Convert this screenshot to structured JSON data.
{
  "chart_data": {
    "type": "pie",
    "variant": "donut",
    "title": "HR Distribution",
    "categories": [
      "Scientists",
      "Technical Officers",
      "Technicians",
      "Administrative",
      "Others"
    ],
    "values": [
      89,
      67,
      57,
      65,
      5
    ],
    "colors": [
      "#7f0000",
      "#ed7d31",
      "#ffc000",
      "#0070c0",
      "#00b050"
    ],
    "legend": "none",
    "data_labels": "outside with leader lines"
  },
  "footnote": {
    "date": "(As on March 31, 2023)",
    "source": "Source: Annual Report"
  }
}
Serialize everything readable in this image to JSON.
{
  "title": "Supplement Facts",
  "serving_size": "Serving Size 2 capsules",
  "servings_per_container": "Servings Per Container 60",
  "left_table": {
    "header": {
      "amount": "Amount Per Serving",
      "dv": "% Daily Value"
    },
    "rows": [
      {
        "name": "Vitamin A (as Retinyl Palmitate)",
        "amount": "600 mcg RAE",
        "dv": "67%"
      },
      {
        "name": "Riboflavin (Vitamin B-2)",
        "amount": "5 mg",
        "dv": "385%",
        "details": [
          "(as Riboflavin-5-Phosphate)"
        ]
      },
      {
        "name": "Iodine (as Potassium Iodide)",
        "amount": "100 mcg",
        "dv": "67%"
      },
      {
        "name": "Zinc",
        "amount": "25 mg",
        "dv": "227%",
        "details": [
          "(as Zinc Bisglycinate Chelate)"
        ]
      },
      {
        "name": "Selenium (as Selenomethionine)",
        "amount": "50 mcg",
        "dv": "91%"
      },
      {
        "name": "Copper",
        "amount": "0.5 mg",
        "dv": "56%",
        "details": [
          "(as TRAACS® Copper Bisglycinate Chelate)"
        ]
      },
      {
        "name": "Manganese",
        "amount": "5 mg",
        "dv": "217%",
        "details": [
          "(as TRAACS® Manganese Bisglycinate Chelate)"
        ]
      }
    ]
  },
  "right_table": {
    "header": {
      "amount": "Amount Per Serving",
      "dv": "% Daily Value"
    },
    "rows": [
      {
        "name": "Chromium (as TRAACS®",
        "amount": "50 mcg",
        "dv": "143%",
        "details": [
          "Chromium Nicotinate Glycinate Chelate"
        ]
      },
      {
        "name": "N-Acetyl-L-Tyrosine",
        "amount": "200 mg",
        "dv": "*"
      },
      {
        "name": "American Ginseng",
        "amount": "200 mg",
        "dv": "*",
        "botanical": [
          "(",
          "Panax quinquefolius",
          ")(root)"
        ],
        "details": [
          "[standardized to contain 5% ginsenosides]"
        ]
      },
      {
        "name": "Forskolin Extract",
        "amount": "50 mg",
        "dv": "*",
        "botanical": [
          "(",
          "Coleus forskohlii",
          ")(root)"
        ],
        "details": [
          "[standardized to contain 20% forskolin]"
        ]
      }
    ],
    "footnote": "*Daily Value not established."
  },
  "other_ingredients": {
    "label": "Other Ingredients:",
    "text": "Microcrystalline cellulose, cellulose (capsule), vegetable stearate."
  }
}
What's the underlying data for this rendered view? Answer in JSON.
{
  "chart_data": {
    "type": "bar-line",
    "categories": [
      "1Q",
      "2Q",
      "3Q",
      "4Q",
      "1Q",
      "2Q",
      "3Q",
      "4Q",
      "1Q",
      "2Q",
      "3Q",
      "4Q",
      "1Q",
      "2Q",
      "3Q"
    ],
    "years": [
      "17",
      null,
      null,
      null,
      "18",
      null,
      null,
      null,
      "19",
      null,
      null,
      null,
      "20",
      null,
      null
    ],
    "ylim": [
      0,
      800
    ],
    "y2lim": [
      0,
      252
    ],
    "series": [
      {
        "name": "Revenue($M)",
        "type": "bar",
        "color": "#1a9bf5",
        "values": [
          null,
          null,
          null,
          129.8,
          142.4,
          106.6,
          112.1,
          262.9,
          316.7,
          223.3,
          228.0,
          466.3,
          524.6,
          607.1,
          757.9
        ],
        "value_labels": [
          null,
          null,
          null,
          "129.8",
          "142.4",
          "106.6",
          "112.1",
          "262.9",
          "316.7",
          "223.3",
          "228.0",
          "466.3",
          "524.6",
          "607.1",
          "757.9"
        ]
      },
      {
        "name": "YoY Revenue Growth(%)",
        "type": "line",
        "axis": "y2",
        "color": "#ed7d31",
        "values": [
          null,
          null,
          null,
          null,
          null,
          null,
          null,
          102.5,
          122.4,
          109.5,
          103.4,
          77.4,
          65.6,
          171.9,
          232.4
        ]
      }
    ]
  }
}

#### [Instructions for the task]
Every line in the data that holds "Copper" should be copied out.

#### [Output of the exercise]
        "name": "Copper",
          "(as TRAACS® Copper Bisglycinate Chelate)"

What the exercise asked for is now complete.